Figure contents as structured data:
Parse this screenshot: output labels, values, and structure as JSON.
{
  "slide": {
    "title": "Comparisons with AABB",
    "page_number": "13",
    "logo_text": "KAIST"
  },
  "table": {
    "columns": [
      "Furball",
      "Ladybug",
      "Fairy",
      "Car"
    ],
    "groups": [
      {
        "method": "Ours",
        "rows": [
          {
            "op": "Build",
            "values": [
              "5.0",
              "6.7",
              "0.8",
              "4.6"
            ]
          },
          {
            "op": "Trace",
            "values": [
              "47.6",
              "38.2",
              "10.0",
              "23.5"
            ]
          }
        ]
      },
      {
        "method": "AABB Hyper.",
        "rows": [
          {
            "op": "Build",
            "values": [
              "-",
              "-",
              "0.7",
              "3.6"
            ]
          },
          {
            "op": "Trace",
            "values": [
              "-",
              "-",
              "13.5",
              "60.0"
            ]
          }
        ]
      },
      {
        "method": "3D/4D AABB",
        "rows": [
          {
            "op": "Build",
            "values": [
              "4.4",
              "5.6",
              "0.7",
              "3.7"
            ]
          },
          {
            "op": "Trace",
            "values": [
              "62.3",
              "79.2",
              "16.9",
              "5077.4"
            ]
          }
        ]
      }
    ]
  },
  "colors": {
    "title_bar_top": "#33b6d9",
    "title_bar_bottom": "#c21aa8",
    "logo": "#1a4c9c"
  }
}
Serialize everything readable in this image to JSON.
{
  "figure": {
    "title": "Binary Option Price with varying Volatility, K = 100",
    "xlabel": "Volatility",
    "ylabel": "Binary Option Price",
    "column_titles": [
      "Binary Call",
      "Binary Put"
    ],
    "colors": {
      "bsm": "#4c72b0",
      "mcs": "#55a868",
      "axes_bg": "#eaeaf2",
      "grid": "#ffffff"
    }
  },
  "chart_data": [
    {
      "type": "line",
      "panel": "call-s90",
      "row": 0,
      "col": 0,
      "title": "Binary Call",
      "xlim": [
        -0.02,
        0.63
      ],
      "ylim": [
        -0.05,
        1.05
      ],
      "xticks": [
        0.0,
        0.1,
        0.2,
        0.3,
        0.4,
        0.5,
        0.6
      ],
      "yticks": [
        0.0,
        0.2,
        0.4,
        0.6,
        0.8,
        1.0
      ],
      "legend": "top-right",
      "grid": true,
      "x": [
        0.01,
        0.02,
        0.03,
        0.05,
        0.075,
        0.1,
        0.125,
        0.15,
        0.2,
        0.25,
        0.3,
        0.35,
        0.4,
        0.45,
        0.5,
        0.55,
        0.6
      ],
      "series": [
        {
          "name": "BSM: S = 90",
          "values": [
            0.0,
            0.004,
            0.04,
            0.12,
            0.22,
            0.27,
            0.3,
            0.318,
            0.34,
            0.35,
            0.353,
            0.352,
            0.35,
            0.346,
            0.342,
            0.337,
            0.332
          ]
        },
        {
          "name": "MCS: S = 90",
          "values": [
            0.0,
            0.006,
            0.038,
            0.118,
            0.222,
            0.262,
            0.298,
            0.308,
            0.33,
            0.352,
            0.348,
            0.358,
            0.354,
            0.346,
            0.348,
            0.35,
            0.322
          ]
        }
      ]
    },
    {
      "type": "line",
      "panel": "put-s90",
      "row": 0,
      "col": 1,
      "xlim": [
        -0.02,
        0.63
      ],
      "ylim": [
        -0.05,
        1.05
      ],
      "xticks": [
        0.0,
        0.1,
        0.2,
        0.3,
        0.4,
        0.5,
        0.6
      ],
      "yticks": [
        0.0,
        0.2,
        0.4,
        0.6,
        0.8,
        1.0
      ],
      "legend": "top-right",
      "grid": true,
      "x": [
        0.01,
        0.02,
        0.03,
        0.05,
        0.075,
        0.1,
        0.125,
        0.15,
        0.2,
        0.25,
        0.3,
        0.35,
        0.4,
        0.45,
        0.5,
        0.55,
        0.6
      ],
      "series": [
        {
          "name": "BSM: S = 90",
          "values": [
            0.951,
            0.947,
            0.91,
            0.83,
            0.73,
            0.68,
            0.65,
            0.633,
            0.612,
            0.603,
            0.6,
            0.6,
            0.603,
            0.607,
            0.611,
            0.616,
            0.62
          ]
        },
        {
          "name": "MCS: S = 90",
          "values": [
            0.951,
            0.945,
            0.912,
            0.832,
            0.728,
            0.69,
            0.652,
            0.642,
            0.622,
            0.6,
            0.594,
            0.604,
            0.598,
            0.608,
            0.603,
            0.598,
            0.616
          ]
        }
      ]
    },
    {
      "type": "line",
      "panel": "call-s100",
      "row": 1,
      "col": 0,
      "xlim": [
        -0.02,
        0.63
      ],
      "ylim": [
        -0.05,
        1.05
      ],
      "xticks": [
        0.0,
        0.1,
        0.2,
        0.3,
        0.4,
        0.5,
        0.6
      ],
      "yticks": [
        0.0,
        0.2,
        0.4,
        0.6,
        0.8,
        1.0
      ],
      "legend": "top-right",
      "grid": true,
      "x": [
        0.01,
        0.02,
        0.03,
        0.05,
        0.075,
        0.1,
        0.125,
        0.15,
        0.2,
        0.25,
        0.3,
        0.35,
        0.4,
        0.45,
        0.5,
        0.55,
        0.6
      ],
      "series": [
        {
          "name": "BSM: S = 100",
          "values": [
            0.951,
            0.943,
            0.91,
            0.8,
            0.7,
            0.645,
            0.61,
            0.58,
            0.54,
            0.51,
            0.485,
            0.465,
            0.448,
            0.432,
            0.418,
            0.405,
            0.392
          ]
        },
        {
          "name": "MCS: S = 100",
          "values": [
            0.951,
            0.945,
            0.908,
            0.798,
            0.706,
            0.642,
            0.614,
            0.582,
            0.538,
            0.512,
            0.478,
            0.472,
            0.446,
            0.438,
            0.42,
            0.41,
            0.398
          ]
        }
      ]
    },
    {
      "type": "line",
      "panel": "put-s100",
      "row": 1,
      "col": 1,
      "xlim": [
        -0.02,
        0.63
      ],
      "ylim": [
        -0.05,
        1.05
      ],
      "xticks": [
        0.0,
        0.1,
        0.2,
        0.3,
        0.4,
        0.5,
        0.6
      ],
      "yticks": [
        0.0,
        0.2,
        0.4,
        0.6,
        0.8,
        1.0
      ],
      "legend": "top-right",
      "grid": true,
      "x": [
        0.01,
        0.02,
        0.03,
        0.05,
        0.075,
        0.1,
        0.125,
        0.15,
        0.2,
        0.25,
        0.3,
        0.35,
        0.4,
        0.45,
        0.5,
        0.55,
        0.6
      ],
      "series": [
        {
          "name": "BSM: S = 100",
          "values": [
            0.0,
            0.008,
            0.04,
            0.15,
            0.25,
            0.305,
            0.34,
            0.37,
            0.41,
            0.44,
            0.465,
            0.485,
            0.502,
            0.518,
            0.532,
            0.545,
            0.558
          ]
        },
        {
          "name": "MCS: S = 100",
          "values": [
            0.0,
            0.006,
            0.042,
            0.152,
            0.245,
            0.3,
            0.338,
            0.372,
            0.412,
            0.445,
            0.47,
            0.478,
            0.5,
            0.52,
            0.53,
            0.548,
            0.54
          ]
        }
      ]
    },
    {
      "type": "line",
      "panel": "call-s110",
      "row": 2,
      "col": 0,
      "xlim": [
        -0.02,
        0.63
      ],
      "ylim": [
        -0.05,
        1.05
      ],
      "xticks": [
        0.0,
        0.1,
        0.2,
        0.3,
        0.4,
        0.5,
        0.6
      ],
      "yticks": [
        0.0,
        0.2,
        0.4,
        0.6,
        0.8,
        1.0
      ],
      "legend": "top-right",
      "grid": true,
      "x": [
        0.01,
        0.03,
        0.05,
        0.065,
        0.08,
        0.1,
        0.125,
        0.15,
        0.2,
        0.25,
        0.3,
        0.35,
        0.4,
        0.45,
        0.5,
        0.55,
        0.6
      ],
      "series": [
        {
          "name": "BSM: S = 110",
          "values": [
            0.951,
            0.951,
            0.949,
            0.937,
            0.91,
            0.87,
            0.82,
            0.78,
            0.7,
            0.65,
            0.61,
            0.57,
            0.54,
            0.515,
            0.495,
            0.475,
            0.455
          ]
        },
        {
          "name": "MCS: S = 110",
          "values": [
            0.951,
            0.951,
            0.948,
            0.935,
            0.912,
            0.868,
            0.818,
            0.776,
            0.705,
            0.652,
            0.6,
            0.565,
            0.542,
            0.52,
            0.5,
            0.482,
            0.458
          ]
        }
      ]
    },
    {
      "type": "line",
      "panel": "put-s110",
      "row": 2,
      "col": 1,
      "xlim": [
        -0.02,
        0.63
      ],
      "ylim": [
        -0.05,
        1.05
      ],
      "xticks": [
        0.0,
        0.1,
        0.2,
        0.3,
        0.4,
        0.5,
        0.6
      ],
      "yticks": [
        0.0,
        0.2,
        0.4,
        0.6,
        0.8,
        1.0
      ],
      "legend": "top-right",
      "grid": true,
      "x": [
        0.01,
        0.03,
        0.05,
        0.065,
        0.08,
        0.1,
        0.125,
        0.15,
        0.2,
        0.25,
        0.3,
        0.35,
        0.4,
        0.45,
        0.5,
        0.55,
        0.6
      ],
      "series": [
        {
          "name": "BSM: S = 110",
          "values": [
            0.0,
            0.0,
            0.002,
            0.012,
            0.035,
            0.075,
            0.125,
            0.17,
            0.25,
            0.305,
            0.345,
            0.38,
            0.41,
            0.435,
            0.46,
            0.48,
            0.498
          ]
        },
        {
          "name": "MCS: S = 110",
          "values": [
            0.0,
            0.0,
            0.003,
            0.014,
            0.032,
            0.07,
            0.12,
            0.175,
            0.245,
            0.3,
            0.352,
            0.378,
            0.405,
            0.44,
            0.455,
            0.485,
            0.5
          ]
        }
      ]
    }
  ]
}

EXERCISE INSTRUCTIONS: Each line above that includes "AABB" should be shown.

ANSWER:
    "title": "Comparisons with AABB",
        "method": "AABB Hyper.",
        "method": "3D/4D AABB",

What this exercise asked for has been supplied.